Reproduce every entry below precisely. Pictures are excluded from the copy.

* Start *

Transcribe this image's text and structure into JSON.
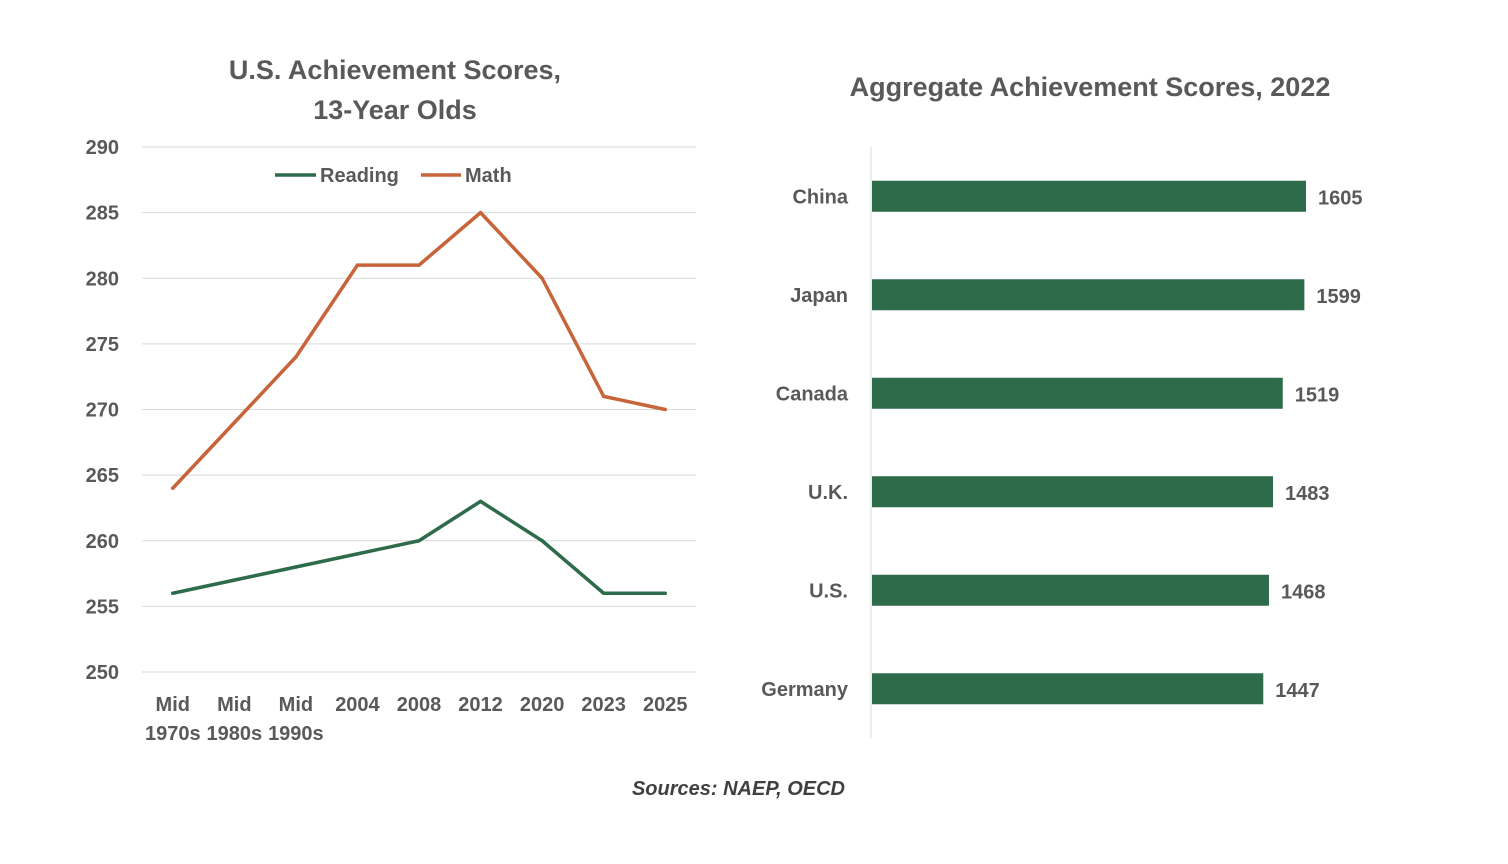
{
  "chart_data": [
    {
      "type": "line",
      "title": "U.S. Achievement Scores, 13-Year Olds",
      "title_lines": [
        "U.S. Achievement Scores,",
        "13-Year Olds"
      ],
      "categories": [
        [
          "Mid",
          "1970s"
        ],
        [
          "Mid",
          "1980s"
        ],
        [
          "Mid",
          "1990s"
        ],
        [
          "2004"
        ],
        [
          "2008"
        ],
        [
          "2012"
        ],
        [
          "2020"
        ],
        [
          "2023"
        ],
        [
          "2025"
        ]
      ],
      "series": [
        {
          "name": "Reading",
          "color": "#2E6B4A",
          "values": [
            256,
            257,
            258,
            259,
            260,
            263,
            260,
            256,
            256
          ]
        },
        {
          "name": "Math",
          "color": "#C8643A",
          "values": [
            264,
            269,
            274,
            281,
            281,
            285,
            280,
            271,
            270
          ]
        }
      ],
      "ylim": [
        250,
        290
      ],
      "yticks": [
        250,
        255,
        260,
        265,
        270,
        275,
        280,
        285,
        290
      ],
      "grid": true,
      "legend": "top-center"
    },
    {
      "type": "bar",
      "orientation": "horizontal",
      "title": "Aggregate Achievement Scores, 2022",
      "categories": [
        "China",
        "Japan",
        "Canada",
        "U.K.",
        "U.S.",
        "Germany"
      ],
      "values": [
        1605,
        1599,
        1519,
        1483,
        1468,
        1447
      ],
      "color": "#2E6B4A",
      "data_labels": true
    }
  ],
  "footer": {
    "source": "Sources: NAEP, OECD"
  }
}
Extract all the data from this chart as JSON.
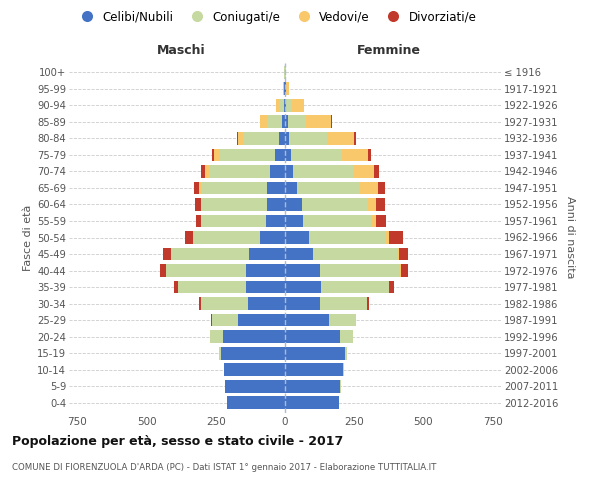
{
  "age_groups": [
    "0-4",
    "5-9",
    "10-14",
    "15-19",
    "20-24",
    "25-29",
    "30-34",
    "35-39",
    "40-44",
    "45-49",
    "50-54",
    "55-59",
    "60-64",
    "65-69",
    "70-74",
    "75-79",
    "80-84",
    "85-89",
    "90-94",
    "95-99",
    "100+"
  ],
  "birth_years": [
    "2012-2016",
    "2007-2011",
    "2002-2006",
    "1997-2001",
    "1992-1996",
    "1987-1991",
    "1982-1986",
    "1977-1981",
    "1972-1976",
    "1967-1971",
    "1962-1966",
    "1957-1961",
    "1952-1956",
    "1947-1951",
    "1942-1946",
    "1937-1941",
    "1932-1936",
    "1927-1931",
    "1922-1926",
    "1917-1921",
    "≤ 1916"
  ],
  "male_celibi": [
    210,
    215,
    220,
    230,
    225,
    170,
    135,
    140,
    140,
    130,
    90,
    70,
    65,
    65,
    55,
    35,
    20,
    10,
    5,
    2,
    1
  ],
  "male_coniugati": [
    0,
    1,
    2,
    10,
    45,
    95,
    170,
    245,
    290,
    280,
    240,
    230,
    235,
    235,
    220,
    200,
    130,
    55,
    18,
    3,
    1
  ],
  "male_vedovi": [
    0,
    0,
    0,
    0,
    0,
    0,
    0,
    1,
    1,
    1,
    2,
    3,
    5,
    10,
    15,
    20,
    20,
    25,
    10,
    2,
    0
  ],
  "male_divorziati": [
    0,
    0,
    0,
    0,
    1,
    2,
    5,
    15,
    20,
    30,
    30,
    20,
    20,
    20,
    15,
    10,
    5,
    2,
    0,
    0,
    0
  ],
  "female_nubili": [
    195,
    200,
    210,
    215,
    200,
    160,
    125,
    130,
    125,
    100,
    85,
    65,
    60,
    45,
    30,
    20,
    15,
    10,
    5,
    2,
    1
  ],
  "female_coniugate": [
    0,
    1,
    2,
    10,
    45,
    95,
    170,
    245,
    290,
    305,
    280,
    245,
    240,
    225,
    215,
    185,
    135,
    65,
    20,
    3,
    0
  ],
  "female_vedove": [
    0,
    0,
    0,
    0,
    0,
    0,
    1,
    2,
    3,
    5,
    10,
    20,
    30,
    65,
    75,
    95,
    100,
    90,
    45,
    8,
    1
  ],
  "female_divorziate": [
    0,
    0,
    0,
    0,
    1,
    2,
    8,
    15,
    25,
    35,
    50,
    35,
    30,
    25,
    18,
    10,
    5,
    3,
    0,
    0,
    0
  ],
  "colors": {
    "celibi": "#4472C4",
    "coniugati": "#c5d9a0",
    "vedovi": "#f9c86a",
    "divorziati": "#c0392b"
  },
  "xlim": 780,
  "xticks": [
    -750,
    -500,
    -250,
    0,
    250,
    500,
    750
  ],
  "title": "Popolazione per età, sesso e stato civile - 2017",
  "subtitle": "COMUNE DI FIORENZUOLA D'ARDA (PC) - Dati ISTAT 1° gennaio 2017 - Elaborazione TUTTITALIA.IT",
  "xlabel_left": "Maschi",
  "xlabel_right": "Femmine",
  "ylabel_left": "Fasce di età",
  "ylabel_right": "Anni di nascita",
  "legend_labels": [
    "Celibi/Nubili",
    "Coniugati/e",
    "Vedovi/e",
    "Divorziati/e"
  ],
  "background_color": "#ffffff",
  "grid_color": "#cccccc",
  "bar_height": 0.78
}
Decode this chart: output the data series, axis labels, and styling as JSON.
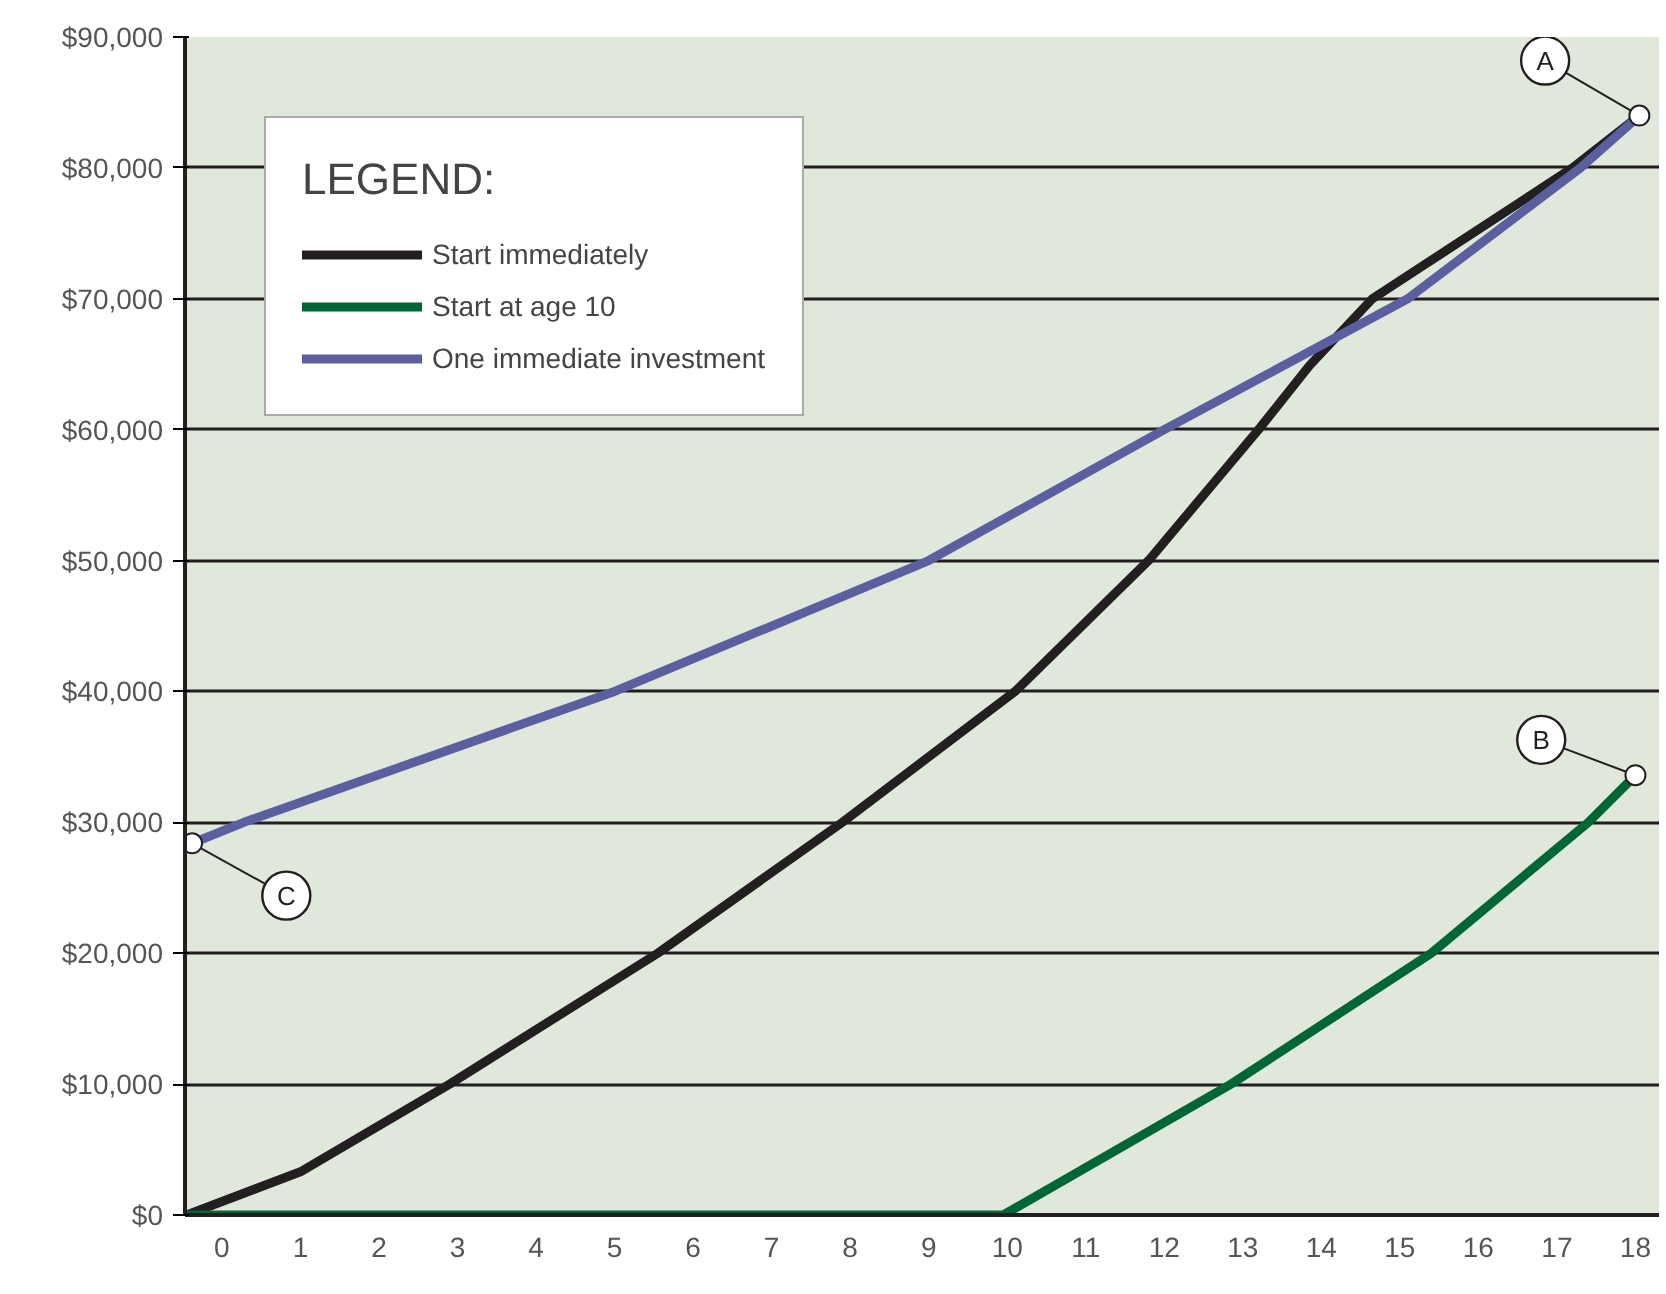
{
  "chart_data": {
    "type": "line",
    "legend_title": "LEGEND:",
    "legend": "top left",
    "grid": "y",
    "line_style": "solid",
    "marker": "none",
    "xlim": [
      -0.47,
      18.3
    ],
    "ylim": [
      0,
      90000
    ],
    "xticks": [
      0,
      1,
      2,
      3,
      4,
      5,
      6,
      7,
      8,
      9,
      10,
      11,
      12,
      13,
      14,
      15,
      16,
      17,
      18
    ],
    "yticks": [
      {
        "value": 0,
        "label": "$0"
      },
      {
        "value": 10000,
        "label": "$10,000"
      },
      {
        "value": 20000,
        "label": "$20,000"
      },
      {
        "value": 30000,
        "label": "$30,000"
      },
      {
        "value": 40000,
        "label": "$40,000"
      },
      {
        "value": 50000,
        "label": "$50,000"
      },
      {
        "value": 60000,
        "label": "$60,000"
      },
      {
        "value": 70000,
        "label": "$70,000"
      },
      {
        "value": 80000,
        "label": "$80,000"
      },
      {
        "value": 90000,
        "label": "$90,000"
      }
    ],
    "series": [
      {
        "name": "Start immediately",
        "color": "#231f20",
        "x": [
          -0.45,
          1,
          2.9,
          5.55,
          7.9,
          10.1,
          11.8,
          13.2,
          13.85,
          14.65,
          17.2,
          18.05
        ],
        "values": [
          0,
          3300,
          10000,
          20000,
          30000,
          40000,
          50000,
          60000,
          64900,
          70000,
          80000,
          84000
        ]
      },
      {
        "name": "Start at age 10",
        "color": "#006633",
        "x": [
          -0.45,
          9.95,
          12.85,
          15.4,
          17.4,
          18.0
        ],
        "values": [
          0,
          0,
          10000,
          20000,
          30000,
          33600
        ]
      },
      {
        "name": "One immediate investment",
        "color": "#5b5fa0",
        "x": [
          -0.38,
          0.28,
          5.0,
          9.0,
          12.0,
          15.1,
          17.3,
          18.05
        ],
        "values": [
          28400,
          30000,
          40000,
          50000,
          60000,
          70000,
          80000,
          84000
        ]
      }
    ],
    "annotations": [
      {
        "text": "A",
        "x": 18.05,
        "y": 84000
      },
      {
        "text": "B",
        "x": 18.0,
        "y": 33600
      },
      {
        "text": "C",
        "x": -0.38,
        "y": 28400
      }
    ]
  }
}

* End *

### RESULT OF THE TASK
Transcribe this image's text and structure into JSON.
{
  "chart_data": [
    {
      "type": "line",
      "title": "U.S. Achievement Scores, 13-Year Olds",
      "title_lines": [
        "U.S. Achievement Scores,",
        "13-Year Olds"
      ],
      "categories": [
        [
          "Mid",
          "1970s"
        ],
        [
          "Mid",
          "1980s"
        ],
        [
          "Mid",
          "1990s"
        ],
        [
          "2004"
        ],
        [
          "2008"
        ],
        [
          "2012"
        ],
        [
          "2020"
        ],
        [
          "2023"
        ],
        [
          "2025"
        ]
      ],
      "series": [
        {
          "name": "Reading",
          "color": "#2E6B4A",
          "values": [
            256,
            257,
            258,
            259,
            260,
            263,
            260,
            256,
            256
          ]
        },
        {
          "name": "Math",
          "color": "#C8643A",
          "values": [
            264,
            269,
            274,
            281,
            281,
            285,
            280,
            271,
            270
          ]
        }
      ],
      "ylim": [
        250,
        290
      ],
      "yticks": [
        250,
        255,
        260,
        265,
        270,
        275,
        280,
        285,
        290
      ],
      "grid": true,
      "legend": "top-center"
    },
    {
      "type": "bar",
      "orientation": "horizontal",
      "title": "Aggregate Achievement Scores, 2022",
      "categories": [
        "China",
        "Japan",
        "Canada",
        "U.K.",
        "U.S.",
        "Germany"
      ],
      "values": [
        1605,
        1599,
        1519,
        1483,
        1468,
        1447
      ],
      "color": "#2E6B4A",
      "data_labels": true
    }
  ],
  "footer": {
    "source": "Sources: NAEP, OECD"
  }
}
Extract all the data from this chart as JSON.
{
  "age_groups": [
    "0-4",
    "5-9",
    "10-14",
    "15-19",
    "20-24",
    "25-29",
    "30-34",
    "35-39",
    "40-44",
    "45-49",
    "50-54",
    "55-59",
    "60-64",
    "65-69",
    "70-74",
    "75-79",
    "80-84",
    "85-89",
    "90-94",
    "95-99",
    "100+"
  ],
  "birth_years": [
    "2012-2016",
    "2007-2011",
    "2002-2006",
    "1997-2001",
    "1992-1996",
    "1987-1991",
    "1982-1986",
    "1977-1981",
    "1972-1976",
    "1967-1971",
    "1962-1966",
    "1957-1961",
    "1952-1956",
    "1947-1951",
    "1942-1946",
    "1937-1941",
    "1932-1936",
    "1927-1931",
    "1922-1926",
    "1917-1921",
    "≤ 1916"
  ],
  "male_celibi": [
    210,
    215,
    220,
    230,
    225,
    170,
    135,
    140,
    140,
    130,
    90,
    70,
    65,
    65,
    55,
    35,
    20,
    10,
    5,
    2,
    1
  ],
  "male_coniugati": [
    0,
    1,
    2,
    10,
    45,
    95,
    170,
    245,
    290,
    280,
    240,
    230,
    235,
    235,
    220,
    200,
    130,
    55,
    18,
    3,
    1
  ],
  "male_vedovi": [
    0,
    0,
    0,
    0,
    0,
    0,
    0,
    1,
    1,
    1,
    2,
    3,
    5,
    10,
    15,
    20,
    20,
    25,
    10,
    2,
    0
  ],
  "male_divorziati": [
    0,
    0,
    0,
    0,
    1,
    2,
    5,
    15,
    20,
    30,
    30,
    20,
    20,
    20,
    15,
    10,
    5,
    2,
    0,
    0,
    0
  ],
  "female_nubili": [
    195,
    200,
    210,
    215,
    200,
    160,
    125,
    130,
    125,
    100,
    85,
    65,
    60,
    45,
    30,
    20,
    15,
    10,
    5,
    2,
    1
  ],
  "female_coniugate": [
    0,
    1,
    2,
    10,
    45,
    95,
    170,
    245,
    290,
    305,
    280,
    245,
    240,
    225,
    215,
    185,
    135,
    65,
    20,
    3,
    0
  ],
  "female_vedove": [
    0,
    0,
    0,
    0,
    0,
    0,
    1,
    2,
    3,
    5,
    10,
    20,
    30,
    65,
    75,
    95,
    100,
    90,
    45,
    8,
    1
  ],
  "female_divorziate": [
    0,
    0,
    0,
    0,
    1,
    2,
    8,
    15,
    25,
    35,
    50,
    35,
    30,
    25,
    18,
    10,
    5,
    3,
    0,
    0,
    0
  ],
  "colors": {
    "celibi": "#4472C4",
    "coniugati": "#c5d9a0",
    "vedovi": "#f9c86a",
    "divorziati": "#c0392b"
  },
  "xlim": 780,
  "xticks": [
    -750,
    -500,
    -250,
    0,
    250,
    500,
    750
  ],
  "title": "Popolazione per età, sesso e stato civile - 2017",
  "subtitle": "COMUNE DI FIORENZUOLA D'ARDA (PC) - Dati ISTAT 1° gennaio 2017 - Elaborazione TUTTITALIA.IT",
  "xlabel_left": "Maschi",
  "xlabel_right": "Femmine",
  "ylabel_left": "Fasce di età",
  "ylabel_right": "Anni di nascita",
  "legend_labels": [
    "Celibi/Nubili",
    "Coniugati/e",
    "Vedovi/e",
    "Divorziati/e"
  ],
  "background_color": "#ffffff",
  "grid_color": "#cccccc",
  "bar_height": 0.78
}
Decode this chart: output the data series, axis labels, and styling as JSON.
{
  "chart_data": {
    "type": "line",
    "legend_title": "LEGEND:",
    "legend": "top left",
    "grid": "y",
    "line_style": "solid",
    "marker": "none",
    "xlim": [
      -0.47,
      18.3
    ],
    "ylim": [
      0,
      90000
    ],
    "xticks": [
      0,
      1,
      2,
      3,
      4,
      5,
      6,
      7,
      8,
      9,
      10,
      11,
      12,
      13,
      14,
      15,
      16,
      17,
      18
    ],
    "yticks": [
      {
        "value": 0,
        "label": "$0"
      },
      {
        "value": 10000,
        "label": "$10,000"
      },
      {
        "value": 20000,
        "label": "$20,000"
      },
      {
        "value": 30000,
        "label": "$30,000"
      },
      {
        "value": 40000,
        "label": "$40,000"
      },
      {
        "value": 50000,
        "label": "$50,000"
      },
      {
        "value": 60000,
        "label": "$60,000"
      },
      {
        "value": 70000,
        "label": "$70,000"
      },
      {
        "value": 80000,
        "label": "$80,000"
      },
      {
        "value": 90000,
        "label": "$90,000"
      }
    ],
    "series": [
      {
        "name": "Start immediately",
        "color": "#231f20",
        "x": [
          -0.45,
          1,
          2.9,
          5.55,
          7.9,
          10.1,
          11.8,
          13.2,
          13.85,
          14.65,
          17.2,
          18.05
        ],
        "values": [
          0,
          3300,
          10000,
          20000,
          30000,
          40000,
          50000,
          60000,
          64900,
          70000,
          80000,
          84000
        ]
      },
      {
        "name": "Start at age 10",
        "color": "#006633",
        "x": [
          -0.45,
          9.95,
          12.85,
          15.4,
          17.4,
          18.0
        ],
        "values": [
          0,
          0,
          10000,
          20000,
          30000,
          33600
        ]
      },
      {
        "name": "One immediate investment",
        "color": "#5b5fa0",
        "x": [
          -0.38,
          0.28,
          5.0,
          9.0,
          12.0,
          15.1,
          17.3,
          18.05
        ],
        "values": [
          28400,
          30000,
          40000,
          50000,
          60000,
          70000,
          80000,
          84000
        ]
      }
    ],
    "annotations": [
      {
        "text": "A",
        "x": 18.05,
        "y": 84000
      },
      {
        "text": "B",
        "x": 18.0,
        "y": 33600
      },
      {
        "text": "C",
        "x": -0.38,
        "y": 28400
      }
    ]
  }
}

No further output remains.